Return each line of the listing that contains the string "JSON".
◇ ◇ ◇
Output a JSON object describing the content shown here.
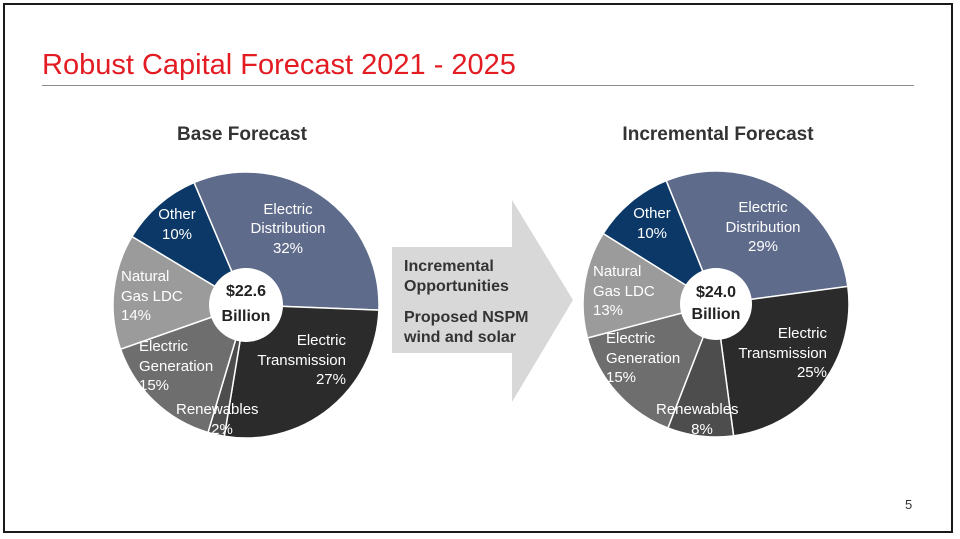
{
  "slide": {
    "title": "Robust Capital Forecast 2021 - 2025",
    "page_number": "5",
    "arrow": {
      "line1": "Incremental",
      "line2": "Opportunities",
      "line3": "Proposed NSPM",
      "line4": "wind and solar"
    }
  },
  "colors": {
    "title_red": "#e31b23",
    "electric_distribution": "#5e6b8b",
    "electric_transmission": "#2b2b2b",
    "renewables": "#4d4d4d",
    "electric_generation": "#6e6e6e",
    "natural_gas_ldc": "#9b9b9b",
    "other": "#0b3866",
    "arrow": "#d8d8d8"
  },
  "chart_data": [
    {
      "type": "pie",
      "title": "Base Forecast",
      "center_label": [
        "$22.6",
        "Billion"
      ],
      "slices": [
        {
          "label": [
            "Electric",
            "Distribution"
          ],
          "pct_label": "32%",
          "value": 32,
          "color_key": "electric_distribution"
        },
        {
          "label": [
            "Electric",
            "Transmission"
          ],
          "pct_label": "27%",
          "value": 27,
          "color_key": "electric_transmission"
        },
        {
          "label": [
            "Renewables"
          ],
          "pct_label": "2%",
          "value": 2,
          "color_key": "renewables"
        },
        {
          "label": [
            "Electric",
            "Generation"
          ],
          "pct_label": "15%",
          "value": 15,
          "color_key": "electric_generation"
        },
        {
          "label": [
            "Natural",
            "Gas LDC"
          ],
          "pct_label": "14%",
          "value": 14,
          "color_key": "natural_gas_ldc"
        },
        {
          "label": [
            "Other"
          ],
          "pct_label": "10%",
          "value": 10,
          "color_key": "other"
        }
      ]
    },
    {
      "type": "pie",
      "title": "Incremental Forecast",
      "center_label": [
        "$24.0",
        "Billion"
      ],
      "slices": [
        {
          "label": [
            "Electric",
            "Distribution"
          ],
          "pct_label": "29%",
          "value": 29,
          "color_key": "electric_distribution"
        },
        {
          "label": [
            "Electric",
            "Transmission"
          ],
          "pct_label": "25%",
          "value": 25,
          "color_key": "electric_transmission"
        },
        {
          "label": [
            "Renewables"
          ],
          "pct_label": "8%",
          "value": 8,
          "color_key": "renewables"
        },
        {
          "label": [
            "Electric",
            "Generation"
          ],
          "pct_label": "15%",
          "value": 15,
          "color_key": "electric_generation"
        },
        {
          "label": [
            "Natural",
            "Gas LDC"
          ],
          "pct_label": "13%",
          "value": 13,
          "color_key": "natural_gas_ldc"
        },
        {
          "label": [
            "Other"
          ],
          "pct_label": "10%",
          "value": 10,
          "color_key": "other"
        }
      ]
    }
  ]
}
◇ ◇ ◇
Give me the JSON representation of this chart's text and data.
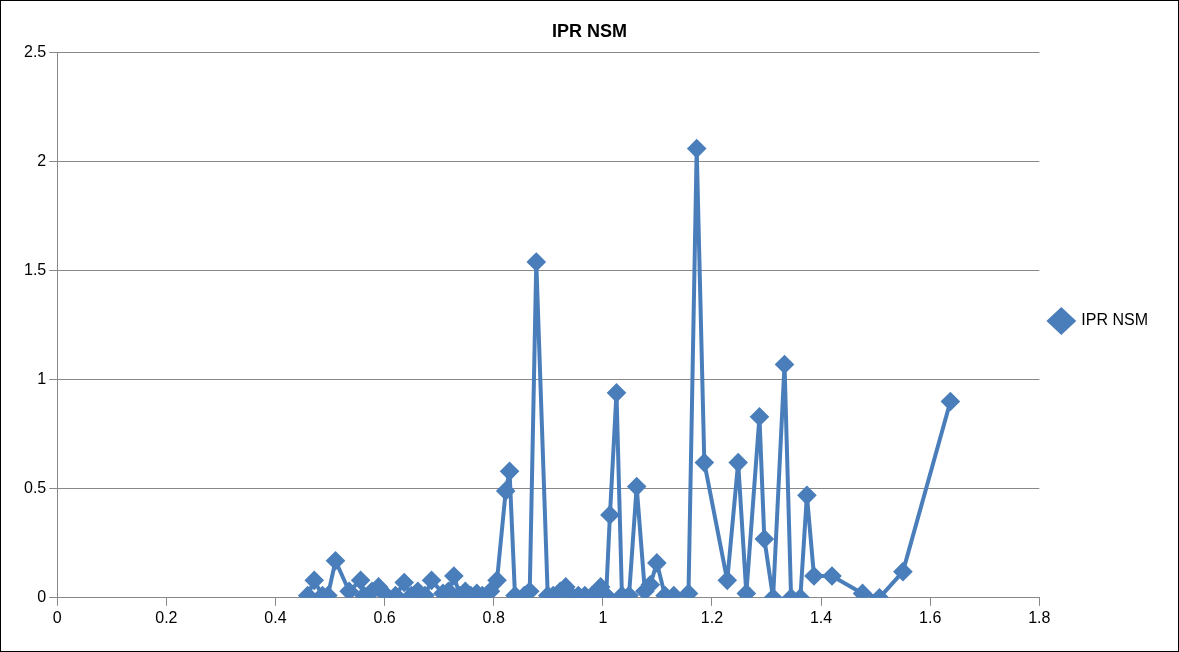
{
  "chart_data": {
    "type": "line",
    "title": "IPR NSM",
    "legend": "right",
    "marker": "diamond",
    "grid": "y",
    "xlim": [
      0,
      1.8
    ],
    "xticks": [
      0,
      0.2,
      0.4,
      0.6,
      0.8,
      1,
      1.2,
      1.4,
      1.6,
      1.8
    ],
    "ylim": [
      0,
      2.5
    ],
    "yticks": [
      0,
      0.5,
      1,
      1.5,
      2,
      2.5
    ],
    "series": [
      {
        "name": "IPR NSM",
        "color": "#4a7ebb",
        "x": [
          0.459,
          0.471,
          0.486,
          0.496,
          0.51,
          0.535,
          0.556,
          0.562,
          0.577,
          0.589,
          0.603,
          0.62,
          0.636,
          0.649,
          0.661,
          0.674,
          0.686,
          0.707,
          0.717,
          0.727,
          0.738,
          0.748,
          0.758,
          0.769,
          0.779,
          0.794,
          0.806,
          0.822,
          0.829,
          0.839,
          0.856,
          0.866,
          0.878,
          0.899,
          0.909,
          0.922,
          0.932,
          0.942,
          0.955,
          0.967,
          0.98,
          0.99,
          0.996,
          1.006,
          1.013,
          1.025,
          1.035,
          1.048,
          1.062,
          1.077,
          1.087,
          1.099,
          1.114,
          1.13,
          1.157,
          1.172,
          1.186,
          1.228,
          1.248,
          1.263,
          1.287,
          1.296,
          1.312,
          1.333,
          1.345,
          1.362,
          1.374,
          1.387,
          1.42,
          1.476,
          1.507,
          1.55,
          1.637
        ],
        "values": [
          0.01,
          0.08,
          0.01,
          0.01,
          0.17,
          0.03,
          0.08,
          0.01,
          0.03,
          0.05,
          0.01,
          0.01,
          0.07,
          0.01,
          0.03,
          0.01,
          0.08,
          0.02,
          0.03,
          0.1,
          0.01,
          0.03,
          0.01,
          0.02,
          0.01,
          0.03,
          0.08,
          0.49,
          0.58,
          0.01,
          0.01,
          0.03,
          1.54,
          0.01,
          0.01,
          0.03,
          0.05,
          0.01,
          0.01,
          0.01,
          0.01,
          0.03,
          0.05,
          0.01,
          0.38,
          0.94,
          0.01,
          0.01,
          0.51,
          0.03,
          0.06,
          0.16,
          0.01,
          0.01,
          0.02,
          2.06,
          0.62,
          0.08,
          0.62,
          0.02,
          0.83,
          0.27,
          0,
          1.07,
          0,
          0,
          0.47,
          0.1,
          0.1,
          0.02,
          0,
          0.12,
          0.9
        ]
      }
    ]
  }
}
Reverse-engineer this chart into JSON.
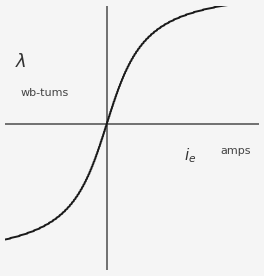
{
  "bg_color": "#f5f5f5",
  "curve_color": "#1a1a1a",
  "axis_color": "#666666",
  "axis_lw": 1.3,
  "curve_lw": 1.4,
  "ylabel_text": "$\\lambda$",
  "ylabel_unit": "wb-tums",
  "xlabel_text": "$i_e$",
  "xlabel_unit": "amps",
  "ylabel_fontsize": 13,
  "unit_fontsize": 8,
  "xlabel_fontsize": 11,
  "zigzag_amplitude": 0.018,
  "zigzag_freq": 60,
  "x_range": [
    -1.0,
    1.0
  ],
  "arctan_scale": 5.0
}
◇ ◇ ◇
- **Solution for this problem**
Output a JSON object describing the content shown here.
Give me the JSON representation of this chart's text and data.
Reverse-engineer this chart into JSON.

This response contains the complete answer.